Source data
<<<<

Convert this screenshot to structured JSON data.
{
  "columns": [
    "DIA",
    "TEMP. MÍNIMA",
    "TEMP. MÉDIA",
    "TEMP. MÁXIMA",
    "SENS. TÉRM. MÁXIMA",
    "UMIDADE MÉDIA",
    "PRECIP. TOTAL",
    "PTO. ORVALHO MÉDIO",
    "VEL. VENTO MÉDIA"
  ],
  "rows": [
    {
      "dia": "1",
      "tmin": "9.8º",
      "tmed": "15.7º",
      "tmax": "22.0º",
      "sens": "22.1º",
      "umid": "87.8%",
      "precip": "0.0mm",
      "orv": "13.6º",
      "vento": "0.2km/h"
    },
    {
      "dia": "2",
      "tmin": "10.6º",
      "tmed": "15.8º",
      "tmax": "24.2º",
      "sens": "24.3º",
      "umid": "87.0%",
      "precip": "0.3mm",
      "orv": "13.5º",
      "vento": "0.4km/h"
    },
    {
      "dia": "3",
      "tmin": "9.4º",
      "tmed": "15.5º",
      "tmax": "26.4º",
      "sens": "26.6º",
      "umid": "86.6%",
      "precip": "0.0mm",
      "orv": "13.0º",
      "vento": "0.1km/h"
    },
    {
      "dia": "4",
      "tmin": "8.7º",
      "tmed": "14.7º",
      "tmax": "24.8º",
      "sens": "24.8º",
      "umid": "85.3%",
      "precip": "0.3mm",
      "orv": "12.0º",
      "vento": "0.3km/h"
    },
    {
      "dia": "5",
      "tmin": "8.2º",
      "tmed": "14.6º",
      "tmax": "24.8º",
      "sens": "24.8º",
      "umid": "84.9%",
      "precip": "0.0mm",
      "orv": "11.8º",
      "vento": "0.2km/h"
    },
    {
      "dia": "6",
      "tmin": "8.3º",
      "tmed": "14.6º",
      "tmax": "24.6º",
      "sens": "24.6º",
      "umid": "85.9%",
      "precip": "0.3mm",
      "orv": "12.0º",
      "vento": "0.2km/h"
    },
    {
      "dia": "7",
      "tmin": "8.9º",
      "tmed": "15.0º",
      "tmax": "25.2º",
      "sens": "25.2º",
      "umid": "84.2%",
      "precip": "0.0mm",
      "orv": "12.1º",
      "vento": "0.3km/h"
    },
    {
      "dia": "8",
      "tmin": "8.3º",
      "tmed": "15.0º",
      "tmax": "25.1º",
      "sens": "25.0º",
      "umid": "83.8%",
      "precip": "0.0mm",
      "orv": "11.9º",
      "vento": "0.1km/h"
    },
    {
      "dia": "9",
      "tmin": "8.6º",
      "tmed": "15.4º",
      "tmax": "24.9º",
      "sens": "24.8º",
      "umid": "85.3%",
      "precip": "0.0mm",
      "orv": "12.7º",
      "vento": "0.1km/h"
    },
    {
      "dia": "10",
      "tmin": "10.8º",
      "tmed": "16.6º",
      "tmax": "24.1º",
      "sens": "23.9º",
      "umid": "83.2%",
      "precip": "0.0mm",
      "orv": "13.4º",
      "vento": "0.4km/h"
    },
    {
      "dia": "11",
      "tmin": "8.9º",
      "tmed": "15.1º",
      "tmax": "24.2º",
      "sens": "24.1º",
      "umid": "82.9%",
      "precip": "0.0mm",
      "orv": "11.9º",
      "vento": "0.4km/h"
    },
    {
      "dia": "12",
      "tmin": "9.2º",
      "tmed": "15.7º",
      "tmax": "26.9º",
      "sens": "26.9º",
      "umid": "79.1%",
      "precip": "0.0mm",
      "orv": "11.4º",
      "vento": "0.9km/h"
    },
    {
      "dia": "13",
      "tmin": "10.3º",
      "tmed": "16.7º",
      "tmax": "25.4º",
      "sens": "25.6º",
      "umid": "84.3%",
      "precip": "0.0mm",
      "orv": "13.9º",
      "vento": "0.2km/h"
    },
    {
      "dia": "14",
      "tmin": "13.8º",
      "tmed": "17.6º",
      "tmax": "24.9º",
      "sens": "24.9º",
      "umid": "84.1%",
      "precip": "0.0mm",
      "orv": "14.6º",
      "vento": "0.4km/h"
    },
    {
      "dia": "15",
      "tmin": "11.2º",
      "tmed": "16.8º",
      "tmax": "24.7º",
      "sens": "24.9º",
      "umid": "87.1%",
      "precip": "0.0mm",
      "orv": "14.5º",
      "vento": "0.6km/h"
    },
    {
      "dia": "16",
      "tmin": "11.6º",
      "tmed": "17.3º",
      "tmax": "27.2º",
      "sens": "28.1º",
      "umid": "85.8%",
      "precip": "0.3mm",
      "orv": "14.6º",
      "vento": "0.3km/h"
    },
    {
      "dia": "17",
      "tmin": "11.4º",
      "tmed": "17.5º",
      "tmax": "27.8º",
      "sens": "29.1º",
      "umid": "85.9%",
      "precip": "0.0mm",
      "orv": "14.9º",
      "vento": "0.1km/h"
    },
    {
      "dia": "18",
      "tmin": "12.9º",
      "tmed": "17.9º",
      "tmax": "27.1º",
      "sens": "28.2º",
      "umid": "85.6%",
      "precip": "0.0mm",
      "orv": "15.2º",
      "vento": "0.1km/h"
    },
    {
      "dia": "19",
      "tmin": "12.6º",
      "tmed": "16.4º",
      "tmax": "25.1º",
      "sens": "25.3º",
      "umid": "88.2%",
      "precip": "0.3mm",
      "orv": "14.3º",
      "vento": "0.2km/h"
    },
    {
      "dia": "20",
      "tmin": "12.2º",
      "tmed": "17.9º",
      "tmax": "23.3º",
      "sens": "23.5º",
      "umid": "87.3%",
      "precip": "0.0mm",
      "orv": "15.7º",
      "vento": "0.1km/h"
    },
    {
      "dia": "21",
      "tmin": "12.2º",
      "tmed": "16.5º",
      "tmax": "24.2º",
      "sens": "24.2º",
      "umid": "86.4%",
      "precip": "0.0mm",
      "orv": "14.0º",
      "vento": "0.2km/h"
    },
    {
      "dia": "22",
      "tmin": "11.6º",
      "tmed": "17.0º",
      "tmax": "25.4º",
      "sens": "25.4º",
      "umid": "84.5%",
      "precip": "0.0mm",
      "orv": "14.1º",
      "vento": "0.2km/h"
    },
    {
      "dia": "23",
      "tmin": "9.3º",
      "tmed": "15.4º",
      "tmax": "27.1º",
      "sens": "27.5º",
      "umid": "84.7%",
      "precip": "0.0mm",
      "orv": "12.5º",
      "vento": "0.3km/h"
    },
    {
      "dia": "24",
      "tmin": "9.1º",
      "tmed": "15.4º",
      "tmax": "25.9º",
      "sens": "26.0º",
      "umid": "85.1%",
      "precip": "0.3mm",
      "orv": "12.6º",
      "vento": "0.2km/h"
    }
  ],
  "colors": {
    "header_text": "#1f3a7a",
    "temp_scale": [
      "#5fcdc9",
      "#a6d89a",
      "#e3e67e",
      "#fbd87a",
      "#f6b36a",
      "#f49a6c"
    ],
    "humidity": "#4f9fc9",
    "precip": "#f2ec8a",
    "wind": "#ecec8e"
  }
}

>>>>

**Short task**
Read through the entries and copy each line in which "MÉDIA" appears.

**In response**
    "TEMP. MÉDIA",
    "UMIDADE MÉDIA",
    "VEL. VENTO MÉDIA"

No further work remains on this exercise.